- _WHAT IS EXPECTED_
Write each line word for word, from the line that contains "Transcribe the text in this document." through the last line of the material below.

- _GIVEN ENTRIES_

● ● ●

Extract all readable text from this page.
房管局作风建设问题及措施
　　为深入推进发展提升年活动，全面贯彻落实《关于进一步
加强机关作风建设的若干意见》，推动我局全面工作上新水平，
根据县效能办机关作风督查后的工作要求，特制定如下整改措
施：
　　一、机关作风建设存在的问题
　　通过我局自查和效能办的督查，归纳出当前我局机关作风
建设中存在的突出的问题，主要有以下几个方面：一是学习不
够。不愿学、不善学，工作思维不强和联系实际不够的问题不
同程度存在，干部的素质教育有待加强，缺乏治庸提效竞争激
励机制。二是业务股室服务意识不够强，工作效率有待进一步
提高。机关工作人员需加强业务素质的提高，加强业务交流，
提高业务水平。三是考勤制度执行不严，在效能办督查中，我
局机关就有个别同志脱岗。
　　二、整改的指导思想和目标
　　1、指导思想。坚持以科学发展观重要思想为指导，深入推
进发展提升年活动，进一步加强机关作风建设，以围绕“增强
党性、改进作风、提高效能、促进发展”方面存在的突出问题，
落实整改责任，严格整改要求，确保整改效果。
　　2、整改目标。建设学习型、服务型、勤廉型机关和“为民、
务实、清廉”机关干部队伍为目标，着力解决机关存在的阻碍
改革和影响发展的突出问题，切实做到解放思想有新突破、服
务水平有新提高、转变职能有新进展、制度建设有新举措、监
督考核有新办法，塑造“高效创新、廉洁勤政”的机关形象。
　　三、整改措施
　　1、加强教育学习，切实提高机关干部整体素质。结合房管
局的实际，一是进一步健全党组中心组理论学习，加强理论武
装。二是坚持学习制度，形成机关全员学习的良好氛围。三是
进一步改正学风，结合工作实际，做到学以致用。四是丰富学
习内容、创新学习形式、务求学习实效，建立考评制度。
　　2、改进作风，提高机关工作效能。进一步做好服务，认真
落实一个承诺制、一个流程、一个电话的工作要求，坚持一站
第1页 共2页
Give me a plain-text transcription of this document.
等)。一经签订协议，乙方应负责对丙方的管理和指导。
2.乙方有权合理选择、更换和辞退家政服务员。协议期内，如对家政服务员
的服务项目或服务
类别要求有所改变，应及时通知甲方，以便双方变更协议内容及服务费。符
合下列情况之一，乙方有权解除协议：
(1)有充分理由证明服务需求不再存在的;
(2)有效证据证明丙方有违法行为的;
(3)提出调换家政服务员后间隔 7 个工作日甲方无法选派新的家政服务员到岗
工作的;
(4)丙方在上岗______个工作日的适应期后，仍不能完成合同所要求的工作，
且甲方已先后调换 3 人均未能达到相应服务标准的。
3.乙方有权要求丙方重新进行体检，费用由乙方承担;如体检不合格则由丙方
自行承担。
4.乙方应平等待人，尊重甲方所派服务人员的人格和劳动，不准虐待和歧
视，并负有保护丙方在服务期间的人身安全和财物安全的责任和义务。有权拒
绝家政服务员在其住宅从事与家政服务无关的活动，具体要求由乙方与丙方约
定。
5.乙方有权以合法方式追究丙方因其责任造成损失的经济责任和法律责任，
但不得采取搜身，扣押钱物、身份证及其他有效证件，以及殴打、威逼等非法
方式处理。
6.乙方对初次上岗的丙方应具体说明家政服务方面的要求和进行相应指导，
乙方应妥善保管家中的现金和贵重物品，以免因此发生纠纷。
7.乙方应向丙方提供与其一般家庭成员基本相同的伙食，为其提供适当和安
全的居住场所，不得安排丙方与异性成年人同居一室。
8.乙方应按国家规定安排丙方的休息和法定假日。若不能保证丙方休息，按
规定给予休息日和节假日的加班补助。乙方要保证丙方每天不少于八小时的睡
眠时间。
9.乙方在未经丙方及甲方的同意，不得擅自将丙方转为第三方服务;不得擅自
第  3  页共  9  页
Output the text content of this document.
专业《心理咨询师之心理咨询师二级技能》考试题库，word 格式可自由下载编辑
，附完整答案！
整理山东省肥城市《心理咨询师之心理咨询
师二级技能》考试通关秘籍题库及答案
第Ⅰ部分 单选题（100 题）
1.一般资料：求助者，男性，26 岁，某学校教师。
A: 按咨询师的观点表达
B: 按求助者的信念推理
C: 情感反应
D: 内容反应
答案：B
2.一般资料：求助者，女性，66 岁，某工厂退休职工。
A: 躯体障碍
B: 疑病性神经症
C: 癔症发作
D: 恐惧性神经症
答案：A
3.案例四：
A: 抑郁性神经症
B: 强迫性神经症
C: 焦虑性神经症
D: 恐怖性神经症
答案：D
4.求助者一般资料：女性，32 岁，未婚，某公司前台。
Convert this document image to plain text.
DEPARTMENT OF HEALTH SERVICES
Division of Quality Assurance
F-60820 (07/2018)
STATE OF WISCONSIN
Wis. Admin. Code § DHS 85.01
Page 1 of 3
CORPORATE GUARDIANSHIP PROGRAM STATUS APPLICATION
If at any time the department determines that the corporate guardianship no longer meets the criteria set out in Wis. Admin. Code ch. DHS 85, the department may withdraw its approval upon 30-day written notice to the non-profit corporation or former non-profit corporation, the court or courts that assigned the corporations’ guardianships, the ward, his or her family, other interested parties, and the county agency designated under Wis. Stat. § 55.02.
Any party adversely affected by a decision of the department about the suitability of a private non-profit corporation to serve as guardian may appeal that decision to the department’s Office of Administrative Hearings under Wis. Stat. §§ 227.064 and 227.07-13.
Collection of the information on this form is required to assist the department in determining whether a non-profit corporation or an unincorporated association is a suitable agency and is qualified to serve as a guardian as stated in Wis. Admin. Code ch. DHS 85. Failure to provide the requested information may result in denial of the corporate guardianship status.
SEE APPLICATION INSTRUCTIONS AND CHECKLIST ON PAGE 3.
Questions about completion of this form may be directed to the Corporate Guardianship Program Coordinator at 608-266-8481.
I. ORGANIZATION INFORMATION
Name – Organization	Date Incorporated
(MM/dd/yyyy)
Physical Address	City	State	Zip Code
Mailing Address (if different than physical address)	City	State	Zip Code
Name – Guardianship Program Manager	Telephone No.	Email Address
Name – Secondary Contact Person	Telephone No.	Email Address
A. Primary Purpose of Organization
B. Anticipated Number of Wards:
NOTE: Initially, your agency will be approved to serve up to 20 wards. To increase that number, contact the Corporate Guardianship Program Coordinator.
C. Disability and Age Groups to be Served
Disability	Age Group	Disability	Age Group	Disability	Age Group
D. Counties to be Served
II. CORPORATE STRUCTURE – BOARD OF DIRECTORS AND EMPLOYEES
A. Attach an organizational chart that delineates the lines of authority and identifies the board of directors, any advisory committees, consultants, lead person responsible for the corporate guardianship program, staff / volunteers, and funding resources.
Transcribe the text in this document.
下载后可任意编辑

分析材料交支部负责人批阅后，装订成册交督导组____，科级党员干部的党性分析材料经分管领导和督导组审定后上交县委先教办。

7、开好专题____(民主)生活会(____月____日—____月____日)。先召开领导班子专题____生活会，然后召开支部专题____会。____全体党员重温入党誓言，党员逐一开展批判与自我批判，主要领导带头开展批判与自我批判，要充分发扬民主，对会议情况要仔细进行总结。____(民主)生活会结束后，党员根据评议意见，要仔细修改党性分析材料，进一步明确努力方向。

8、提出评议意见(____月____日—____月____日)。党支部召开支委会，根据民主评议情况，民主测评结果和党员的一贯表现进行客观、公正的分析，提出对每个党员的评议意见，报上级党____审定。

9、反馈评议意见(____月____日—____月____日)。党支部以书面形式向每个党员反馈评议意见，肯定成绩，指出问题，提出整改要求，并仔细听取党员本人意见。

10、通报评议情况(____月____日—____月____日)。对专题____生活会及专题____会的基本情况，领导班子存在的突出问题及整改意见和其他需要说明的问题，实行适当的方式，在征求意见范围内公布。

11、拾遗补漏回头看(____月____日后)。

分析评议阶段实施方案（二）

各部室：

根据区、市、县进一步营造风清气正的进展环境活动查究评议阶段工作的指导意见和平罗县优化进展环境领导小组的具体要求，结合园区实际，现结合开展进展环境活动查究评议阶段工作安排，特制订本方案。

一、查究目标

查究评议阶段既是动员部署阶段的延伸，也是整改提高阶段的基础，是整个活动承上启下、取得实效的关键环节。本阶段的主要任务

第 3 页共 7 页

● ● ●

- _ANSWER BELOW_
Transcribe the text in this document.
下载后可任意编辑

分析材料交支部负责人批阅后，装订成册交督导组____，科级党员干部的党性分析材料经分管领导和督导组审定后上交县委先教办。

7、开好专题____(民主)生活会(____月____日—____月____日)。先召开领导班子专题____生活会，然后召开支部专题____会。____全体党员重温入党誓言，党员逐一开展批判与自我批判，主要领导带头开展批判与自我批判，要充分发扬民主，对会议情况要仔细进行总结。____(民主)生活会结束后，党员根据评议意见，要仔细修改党性分析材料，进一步明确努力方向。

8、提出评议意见(____月____日—____月____日)。党支部召开支委会，根据民主评议情况，民主测评结果和党员的一贯表现进行客观、公正的分析，提出对每个党员的评议意见，报上级党____审定。

9、反馈评议意见(____月____日—____月____日)。党支部以书面形式向每个党员反馈评议意见，肯定成绩，指出问题，提出整改要求，并仔细听取党员本人意见。

10、通报评议情况(____月____日—____月____日)。对专题____生活会及专题____会的基本情况，领导班子存在的突出问题及整改意见和其他需要说明的问题，实行适当的方式，在征求意见范围内公布。

11、拾遗补漏回头看(____月____日后)。

分析评议阶段实施方案（二）

各部室：

根据区、市、县进一步营造风清气正的进展环境活动查究评议阶段工作的指导意见和平罗县优化进展环境领导小组的具体要求，结合园区实际，现结合开展进展环境活动查究评议阶段工作安排，特制订本方案。

一、查究目标

查究评议阶段既是动员部署阶段的延伸，也是整改提高阶段的基础，是整个活动承上启下、取得实效的关键环节。本阶段的主要任务

第 3 页共 7 页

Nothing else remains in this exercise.